# AIM OF THE EXERCISE:
Pull out each line of the records holding the string "ScrollBars".
+++
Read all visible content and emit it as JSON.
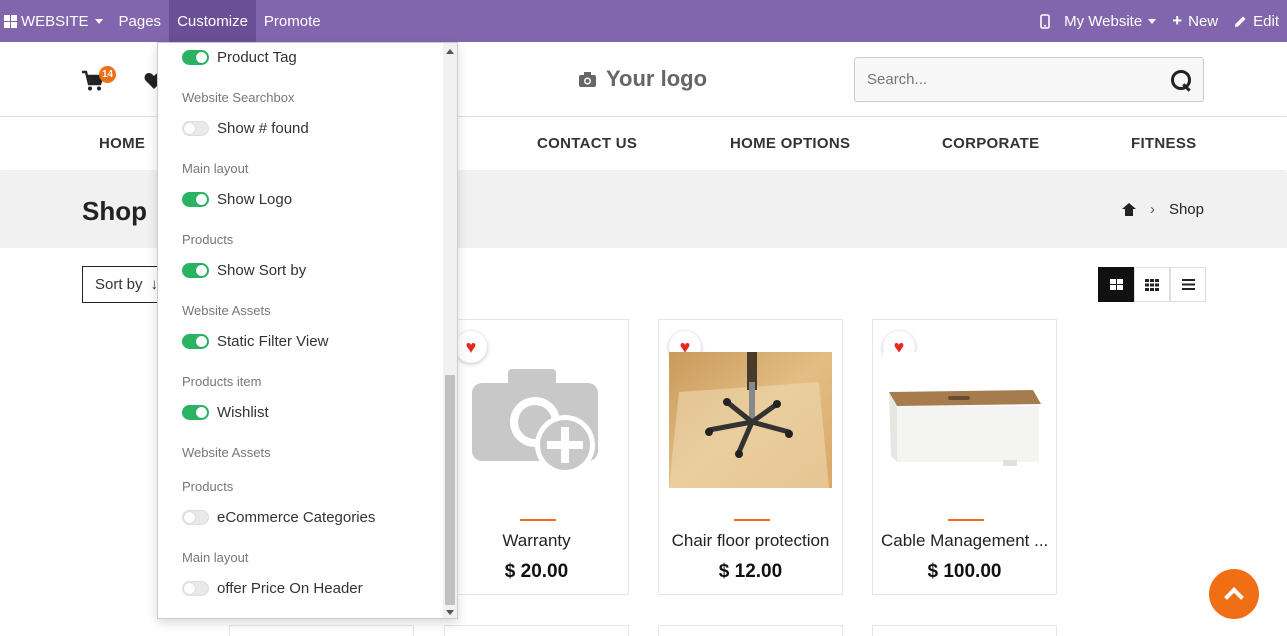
{
  "topbar": {
    "website_label": "WEBSITE",
    "pages_label": "Pages",
    "customize_label": "Customize",
    "promote_label": "Promote",
    "my_website_label": "My Website",
    "new_label": "New",
    "edit_label": "Edit",
    "color": "#8166ad"
  },
  "header": {
    "cart_count": "14",
    "logo_text": "Your logo",
    "search_placeholder": "Search..."
  },
  "nav": {
    "items": [
      "HOME",
      "CONTACT US",
      "HOME OPTIONS",
      "CORPORATE",
      "FITNESS"
    ]
  },
  "page": {
    "title": "Shop",
    "breadcrumb": "Shop"
  },
  "toolbar": {
    "sort_label": "Sort by"
  },
  "products": [
    {
      "name": "Warranty",
      "price": "$ 20.00"
    },
    {
      "name": "Chair floor protection",
      "price": "$ 12.00"
    },
    {
      "name": "Cable Management ...",
      "price": "$ 100.00"
    }
  ],
  "customize_menu": {
    "items": [
      {
        "type": "option",
        "label": "Product Tag",
        "enabled": true
      },
      {
        "type": "section",
        "label": "Website Searchbox"
      },
      {
        "type": "option",
        "label": "Show # found",
        "enabled": false
      },
      {
        "type": "section",
        "label": "Main layout"
      },
      {
        "type": "option",
        "label": "Show Logo",
        "enabled": true
      },
      {
        "type": "section",
        "label": "Products"
      },
      {
        "type": "option",
        "label": "Show Sort by",
        "enabled": true
      },
      {
        "type": "section",
        "label": "Website Assets"
      },
      {
        "type": "option",
        "label": "Static Filter View",
        "enabled": true
      },
      {
        "type": "section",
        "label": "Products item"
      },
      {
        "type": "option",
        "label": "Wishlist",
        "enabled": true
      },
      {
        "type": "section",
        "label": "Website Assets"
      },
      {
        "type": "section",
        "label": "Products"
      },
      {
        "type": "option",
        "label": "eCommerce Categories",
        "enabled": false
      },
      {
        "type": "section",
        "label": "Main layout"
      },
      {
        "type": "option",
        "label": "offer Price On Header",
        "enabled": false
      }
    ]
  },
  "colors": {
    "accent": "#f06e14",
    "toggle_on": "#28b463"
  }
}
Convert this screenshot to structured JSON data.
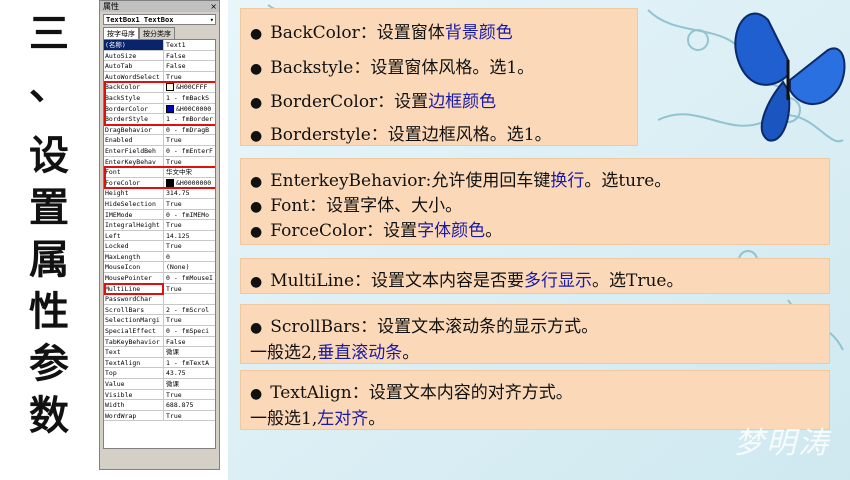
{
  "title_chars": [
    "三",
    "、",
    "设",
    "置",
    "属",
    "性",
    "参",
    "数"
  ],
  "props_window": {
    "title": "属性",
    "close": "×",
    "object_selector": "TextBox1 TextBox",
    "tabs": [
      "按字母序",
      "按分类序"
    ],
    "rows": [
      {
        "name": "(名称)",
        "value": "Text1"
      },
      {
        "name": "AutoSize",
        "value": "False"
      },
      {
        "name": "AutoTab",
        "value": "False"
      },
      {
        "name": "AutoWordSelect",
        "value": "True"
      },
      {
        "name": "BackColor",
        "value": "&H00CFFF"
      },
      {
        "name": "BackStyle",
        "value": "1 - fmBackS"
      },
      {
        "name": "BorderColor",
        "value": "&H00C0000"
      },
      {
        "name": "BorderStyle",
        "value": "1 - fmBorder"
      },
      {
        "name": "DragBehavior",
        "value": "0 - fmDragB"
      },
      {
        "name": "Enabled",
        "value": "True"
      },
      {
        "name": "EnterFieldBeh",
        "value": "0 - fmEnterF"
      },
      {
        "name": "EnterKeyBehav",
        "value": "True"
      },
      {
        "name": "Font",
        "value": "华文中宋"
      },
      {
        "name": "ForeColor",
        "value": "&H0000000"
      },
      {
        "name": "Height",
        "value": "314.75"
      },
      {
        "name": "HideSelection",
        "value": "True"
      },
      {
        "name": "IMEMode",
        "value": "0 - fmIMEMo"
      },
      {
        "name": "IntegralHeight",
        "value": "True"
      },
      {
        "name": "Left",
        "value": "14.125"
      },
      {
        "name": "Locked",
        "value": "True"
      },
      {
        "name": "MaxLength",
        "value": "0"
      },
      {
        "name": "MouseIcon",
        "value": "(None)"
      },
      {
        "name": "MousePointer",
        "value": "0 - fmMouseI"
      },
      {
        "name": "MultiLine",
        "value": "True"
      },
      {
        "name": "PasswordChar",
        "value": ""
      },
      {
        "name": "ScrollBars",
        "value": "2 - fmScrol"
      },
      {
        "name": "SelectionMargi",
        "value": "True"
      },
      {
        "name": "SpecialEffect",
        "value": "0 - fmSpeci"
      },
      {
        "name": "TabKeyBehavior",
        "value": "False"
      },
      {
        "name": "Text",
        "value": "微课"
      },
      {
        "name": "TextAlign",
        "value": "1 - fmTextA"
      },
      {
        "name": "Top",
        "value": "43.75"
      },
      {
        "name": "Value",
        "value": "微课"
      },
      {
        "name": "Visible",
        "value": "True"
      },
      {
        "name": "Width",
        "value": "688.875"
      },
      {
        "name": "WordWrap",
        "value": "True"
      }
    ],
    "colors": {
      "backcolor_swatch": "#fff8e0",
      "bordercolor_swatch": "#0000c0",
      "forecolor_swatch": "#000000",
      "highlight": "#e01010"
    }
  },
  "content": {
    "box1": [
      {
        "pre": "BackColor：设置窗体",
        "em": "背景颜色",
        "post": ""
      },
      {
        "pre": "Backstyle：设置窗体风格。选1。",
        "em": "",
        "post": ""
      },
      {
        "pre": "BorderColor：设置",
        "em": "边框颜色",
        "post": ""
      },
      {
        "pre": "Borderstyle：设置边框风格。选1。",
        "em": "",
        "post": ""
      }
    ],
    "box2": [
      {
        "pre": "EnterkeyBehavior:允许使用回车键",
        "em": "换行",
        "post": "。选ture。"
      },
      {
        "pre": "Font：设置字体、大小。",
        "em": "",
        "post": ""
      },
      {
        "pre": "ForceColor：设置",
        "em": "字体颜色",
        "post": "。"
      }
    ],
    "box3": [
      {
        "pre": "MultiLine：设置文本内容是否要",
        "em": "多行显示",
        "post": "。选True。"
      }
    ],
    "box4": {
      "line1": "ScrollBars：设置文本滚动条的显示方式。",
      "line2_pre": "一般选2,",
      "line2_em": "垂直滚动条",
      "line2_post": "。"
    },
    "box5": {
      "line1": "TextAlign：设置文本内容的对齐方式。",
      "line2_pre": "一般选1,",
      "line2_em": "左对齐",
      "line2_post": "。"
    },
    "bullet": "●",
    "watermark": "梦明涛",
    "colors": {
      "box_bg": "#fbd9b8",
      "emphasis": "#1a1aa8",
      "bg": "#dff0f6",
      "butterfly": "#1f5fd0"
    }
  }
}
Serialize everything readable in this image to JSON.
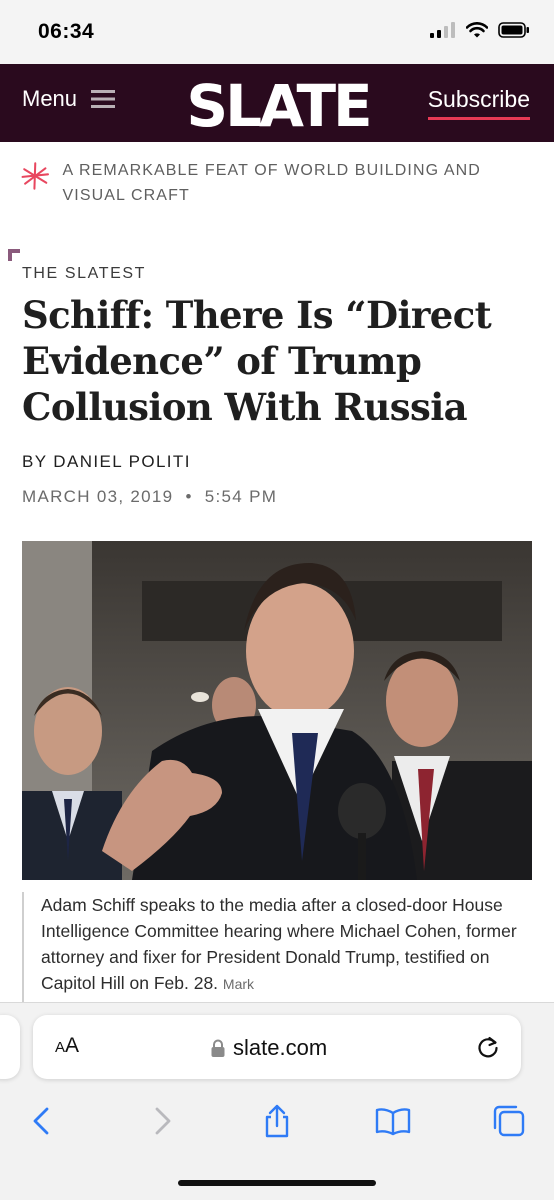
{
  "status_bar": {
    "time": "06:34",
    "icons": [
      "cellular-signal-icon",
      "wifi-icon",
      "battery-icon"
    ]
  },
  "site_header": {
    "menu_label": "Menu",
    "logo_text": "SLATE",
    "subscribe_label": "Subscribe",
    "colors": {
      "background": "#2a0a1e",
      "accent": "#e83a55"
    }
  },
  "promo": {
    "icon": "slate-burst-icon",
    "text": "A Remarkable Feat of World Building and Visual Craft"
  },
  "article": {
    "kicker": "THE SLATEST",
    "headline": "Schiff: There Is “Direct Evidence” of Trump Collusion With Russia",
    "byline": "BY DANIEL POLITI",
    "date": "MARCH 03, 2019",
    "separator": "•",
    "time": "5:54 PM",
    "caption": "Adam Schiff speaks to the media after a closed-door House Intelligence Committee hearing where Michael Cohen, former attorney and fixer for President Donald Trump, testified on Capitol Hill on Feb. 28.",
    "credit": "Mark"
  },
  "browser": {
    "text_size_small": "A",
    "text_size_large": "A",
    "url": "slate.com",
    "toolbar": [
      "back-icon",
      "forward-icon",
      "share-icon",
      "bookmarks-icon",
      "tabs-icon"
    ]
  }
}
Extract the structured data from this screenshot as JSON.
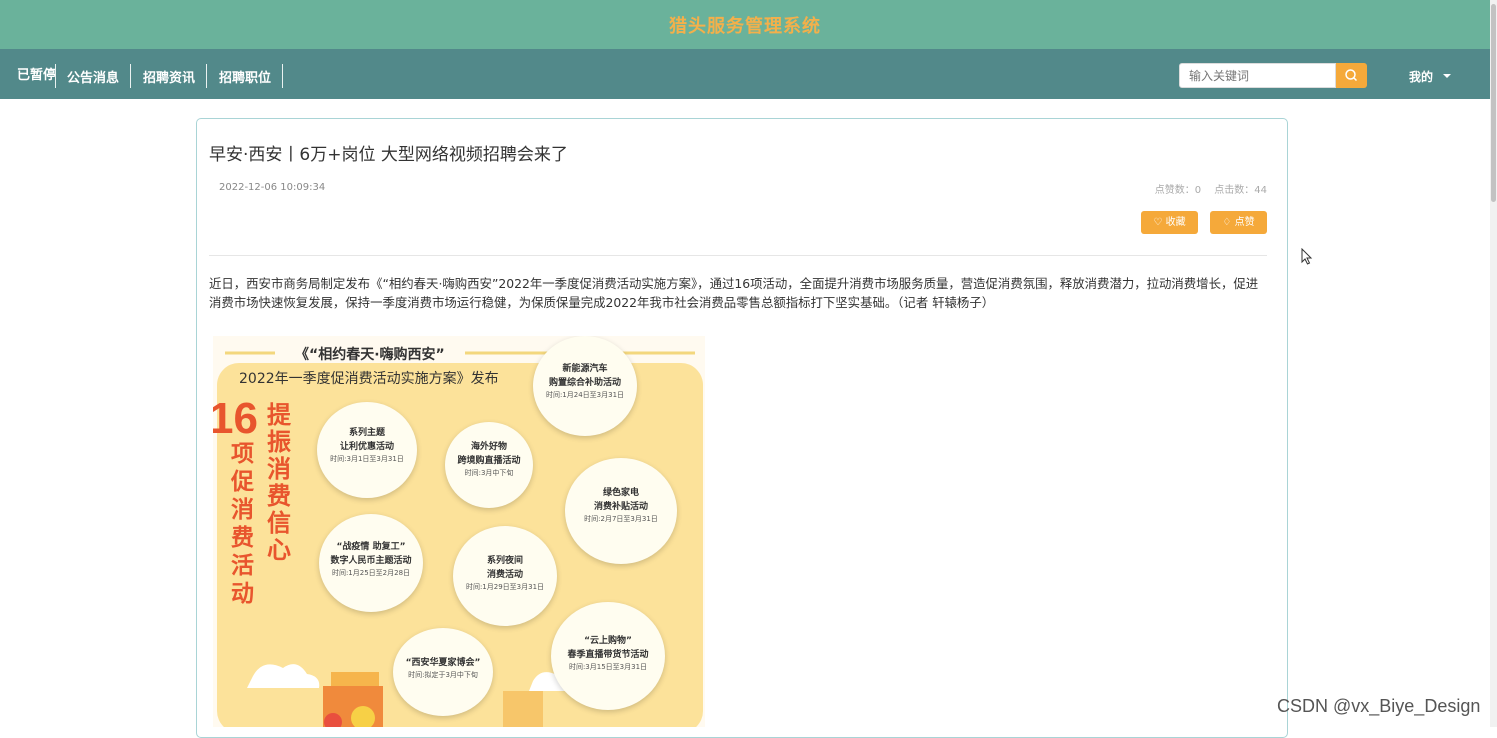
{
  "app_title": "猎头服务管理系统",
  "nav": {
    "left_label": "已暂停",
    "items": [
      {
        "label": "公告消息"
      },
      {
        "label": "招聘资讯"
      },
      {
        "label": "招聘职位"
      }
    ],
    "search_placeholder": "输入关键词",
    "user_menu": "我的"
  },
  "article": {
    "title": "早安·西安丨6万+岗位 大型网络视频招聘会来了",
    "datetime": "2022-12-06 10:09:34",
    "likes_label": "点赞数：0",
    "clicks_label": "点击数：44",
    "favorite_button": "♡ 收藏",
    "like_button": "♢ 点赞",
    "body": "近日，西安市商务局制定发布《“相约春天·嗨购西安”2022年一季度促消费活动实施方案》，通过16项活动，全面提升消费市场服务质量，营造促消费氛围，释放消费潜力，拉动消费增长，促进消费市场快速恢复发展，保持一季度消费市场运行稳健，为保质保量完成2022年我市社会消费品零售总额指标打下坚实基础。（记者 轩辕杨子）"
  },
  "poster": {
    "heading_1": "《“相约春天·嗨购西安”",
    "heading_2": "2022年一季度促消费活动实施方案》发布",
    "big_number": "16",
    "vertical_left": "项促消费活动",
    "vertical_right": "提振消费信心",
    "bubbles": [
      {
        "l1": "新能源汽车",
        "l2": "购置综合补助活动",
        "t": "时间:1月24日至3月31日"
      },
      {
        "l1": "系列主题",
        "l2": "让利优惠活动",
        "t": "时间:3月1日至3月31日"
      },
      {
        "l1": "海外好物",
        "l2": "跨境购直播活动",
        "t": "时间:3月中下旬"
      },
      {
        "l1": "绿色家电",
        "l2": "消费补贴活动",
        "t": "时间:2月7日至3月31日"
      },
      {
        "l1": "“战疫情 助复工”",
        "l2": "数字人民币主题活动",
        "t": "时间:1月25日至2月28日"
      },
      {
        "l1": "系列夜间",
        "l2": "消费活动",
        "t": "时间:1月29日至3月31日"
      },
      {
        "l1": "“云上购物”",
        "l2": "春季直播带货节活动",
        "t": "时间:3月15日至3月31日"
      },
      {
        "l1": "“西安华夏家博会”",
        "l2": "",
        "t": "时间:拟定于3月中下旬"
      }
    ]
  },
  "watermark": "CSDN @vx_Biye_Design",
  "colors": {
    "header_bg": "#6ab29b",
    "nav_bg": "#52898a",
    "accent": "#f5a93a",
    "title_text": "#f3b04b"
  }
}
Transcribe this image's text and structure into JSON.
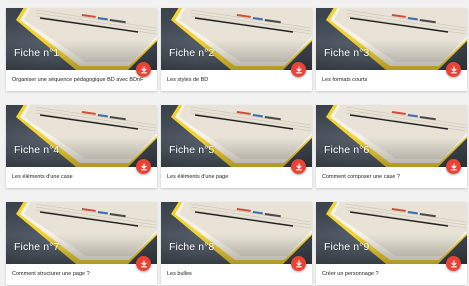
+++
# RESULT:
        "name": "ScrollBars",
      "line1": "ScrollBars：设置文本滚动条的显示方式。",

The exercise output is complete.